> **THE TASK**:
Transcribe the whole listing below without changing a word, but leave out every image.

> **ENTRIES**:
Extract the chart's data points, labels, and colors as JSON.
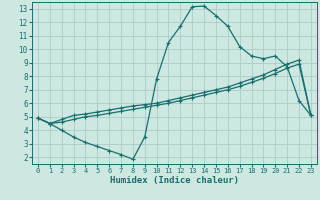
{
  "title": "",
  "xlabel": "Humidex (Indice chaleur)",
  "background_color": "#cce8e0",
  "grid_color": "#aacccc",
  "line_color": "#1a6e6e",
  "xlim": [
    -0.5,
    23.5
  ],
  "ylim": [
    1.5,
    13.5
  ],
  "xticks": [
    0,
    1,
    2,
    3,
    4,
    5,
    6,
    7,
    8,
    9,
    10,
    11,
    12,
    13,
    14,
    15,
    16,
    17,
    18,
    19,
    20,
    21,
    22,
    23
  ],
  "yticks": [
    2,
    3,
    4,
    5,
    6,
    7,
    8,
    9,
    10,
    11,
    12,
    13
  ],
  "curve1_x": [
    0,
    1,
    2,
    3,
    4,
    5,
    6,
    7,
    8,
    9,
    10,
    11,
    12,
    13,
    14,
    15,
    16,
    17,
    18,
    19,
    20,
    21,
    22,
    23
  ],
  "curve1_y": [
    4.9,
    4.5,
    4.0,
    3.5,
    3.1,
    2.8,
    2.5,
    2.2,
    1.85,
    3.5,
    7.8,
    10.5,
    11.7,
    13.15,
    13.2,
    12.5,
    11.7,
    10.2,
    9.5,
    9.3,
    9.5,
    8.7,
    6.2,
    5.1
  ],
  "curve2_x": [
    0,
    1,
    2,
    3,
    4,
    5,
    6,
    7,
    8,
    9,
    10,
    11,
    12,
    13,
    14,
    15,
    16,
    17,
    18,
    19,
    20,
    21,
    22,
    23
  ],
  "curve2_y": [
    4.9,
    4.5,
    4.8,
    5.1,
    5.2,
    5.35,
    5.5,
    5.65,
    5.8,
    5.9,
    6.0,
    6.2,
    6.4,
    6.6,
    6.8,
    7.0,
    7.2,
    7.5,
    7.8,
    8.1,
    8.5,
    8.9,
    9.2,
    5.1
  ],
  "curve3_x": [
    0,
    1,
    2,
    3,
    4,
    5,
    6,
    7,
    8,
    9,
    10,
    11,
    12,
    13,
    14,
    15,
    16,
    17,
    18,
    19,
    20,
    21,
    22,
    23
  ],
  "curve3_y": [
    4.9,
    4.5,
    4.6,
    4.8,
    5.0,
    5.1,
    5.25,
    5.4,
    5.55,
    5.7,
    5.85,
    6.0,
    6.2,
    6.4,
    6.6,
    6.8,
    7.0,
    7.25,
    7.55,
    7.85,
    8.2,
    8.6,
    8.9,
    5.1
  ]
}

> **TASK ANSWER**:
Extract the chart's data points, labels, and colors as JSON.
{
  "title": "",
  "xlabel": "Humidex (Indice chaleur)",
  "background_color": "#cce8e0",
  "grid_color": "#aacccc",
  "line_color": "#1a6e6e",
  "xlim": [
    -0.5,
    23.5
  ],
  "ylim": [
    1.5,
    13.5
  ],
  "xticks": [
    0,
    1,
    2,
    3,
    4,
    5,
    6,
    7,
    8,
    9,
    10,
    11,
    12,
    13,
    14,
    15,
    16,
    17,
    18,
    19,
    20,
    21,
    22,
    23
  ],
  "yticks": [
    2,
    3,
    4,
    5,
    6,
    7,
    8,
    9,
    10,
    11,
    12,
    13
  ],
  "curve1_x": [
    0,
    1,
    2,
    3,
    4,
    5,
    6,
    7,
    8,
    9,
    10,
    11,
    12,
    13,
    14,
    15,
    16,
    17,
    18,
    19,
    20,
    21,
    22,
    23
  ],
  "curve1_y": [
    4.9,
    4.5,
    4.0,
    3.5,
    3.1,
    2.8,
    2.5,
    2.2,
    1.85,
    3.5,
    7.8,
    10.5,
    11.7,
    13.15,
    13.2,
    12.5,
    11.7,
    10.2,
    9.5,
    9.3,
    9.5,
    8.7,
    6.2,
    5.1
  ],
  "curve2_x": [
    0,
    1,
    2,
    3,
    4,
    5,
    6,
    7,
    8,
    9,
    10,
    11,
    12,
    13,
    14,
    15,
    16,
    17,
    18,
    19,
    20,
    21,
    22,
    23
  ],
  "curve2_y": [
    4.9,
    4.5,
    4.8,
    5.1,
    5.2,
    5.35,
    5.5,
    5.65,
    5.8,
    5.9,
    6.0,
    6.2,
    6.4,
    6.6,
    6.8,
    7.0,
    7.2,
    7.5,
    7.8,
    8.1,
    8.5,
    8.9,
    9.2,
    5.1
  ],
  "curve3_x": [
    0,
    1,
    2,
    3,
    4,
    5,
    6,
    7,
    8,
    9,
    10,
    11,
    12,
    13,
    14,
    15,
    16,
    17,
    18,
    19,
    20,
    21,
    22,
    23
  ],
  "curve3_y": [
    4.9,
    4.5,
    4.6,
    4.8,
    5.0,
    5.1,
    5.25,
    5.4,
    5.55,
    5.7,
    5.85,
    6.0,
    6.2,
    6.4,
    6.6,
    6.8,
    7.0,
    7.25,
    7.55,
    7.85,
    8.2,
    8.6,
    8.9,
    5.1
  ]
}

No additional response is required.